WRITTEN TASK | In the lines below, find how many contain the word "sintático" and report that figure alone.

[Records]
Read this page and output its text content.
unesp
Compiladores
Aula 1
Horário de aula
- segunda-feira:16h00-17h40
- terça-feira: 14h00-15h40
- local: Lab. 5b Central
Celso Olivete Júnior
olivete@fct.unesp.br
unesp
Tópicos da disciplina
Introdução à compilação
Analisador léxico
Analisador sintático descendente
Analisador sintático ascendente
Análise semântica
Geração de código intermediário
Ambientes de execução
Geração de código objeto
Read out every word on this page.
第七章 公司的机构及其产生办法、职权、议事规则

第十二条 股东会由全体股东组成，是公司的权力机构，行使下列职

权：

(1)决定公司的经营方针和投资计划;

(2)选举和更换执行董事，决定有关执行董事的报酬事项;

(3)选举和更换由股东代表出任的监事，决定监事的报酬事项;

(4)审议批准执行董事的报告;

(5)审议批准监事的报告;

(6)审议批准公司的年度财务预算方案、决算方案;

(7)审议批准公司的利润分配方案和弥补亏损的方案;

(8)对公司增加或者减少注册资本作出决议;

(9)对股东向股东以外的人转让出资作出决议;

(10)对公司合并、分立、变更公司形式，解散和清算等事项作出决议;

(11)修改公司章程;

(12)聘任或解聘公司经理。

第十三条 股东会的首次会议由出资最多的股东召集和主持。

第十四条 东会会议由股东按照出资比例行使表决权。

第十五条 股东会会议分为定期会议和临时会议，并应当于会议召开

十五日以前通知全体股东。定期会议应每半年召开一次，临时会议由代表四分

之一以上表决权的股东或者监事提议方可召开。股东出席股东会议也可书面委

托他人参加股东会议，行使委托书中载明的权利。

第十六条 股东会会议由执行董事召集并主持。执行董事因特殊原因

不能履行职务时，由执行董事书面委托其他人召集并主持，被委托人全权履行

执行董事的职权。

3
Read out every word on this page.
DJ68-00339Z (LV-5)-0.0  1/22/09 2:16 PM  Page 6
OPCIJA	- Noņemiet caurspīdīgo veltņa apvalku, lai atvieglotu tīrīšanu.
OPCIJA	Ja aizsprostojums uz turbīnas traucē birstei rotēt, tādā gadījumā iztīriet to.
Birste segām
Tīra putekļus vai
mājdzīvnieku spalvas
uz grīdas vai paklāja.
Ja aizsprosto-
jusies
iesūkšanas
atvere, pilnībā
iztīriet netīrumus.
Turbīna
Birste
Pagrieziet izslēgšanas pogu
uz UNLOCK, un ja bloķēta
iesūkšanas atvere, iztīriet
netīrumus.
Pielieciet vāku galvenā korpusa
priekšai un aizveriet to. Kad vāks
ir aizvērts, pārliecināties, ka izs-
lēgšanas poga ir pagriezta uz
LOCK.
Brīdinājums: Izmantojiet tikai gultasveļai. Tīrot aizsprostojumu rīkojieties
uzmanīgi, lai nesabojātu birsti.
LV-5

THE RESPONSE | 2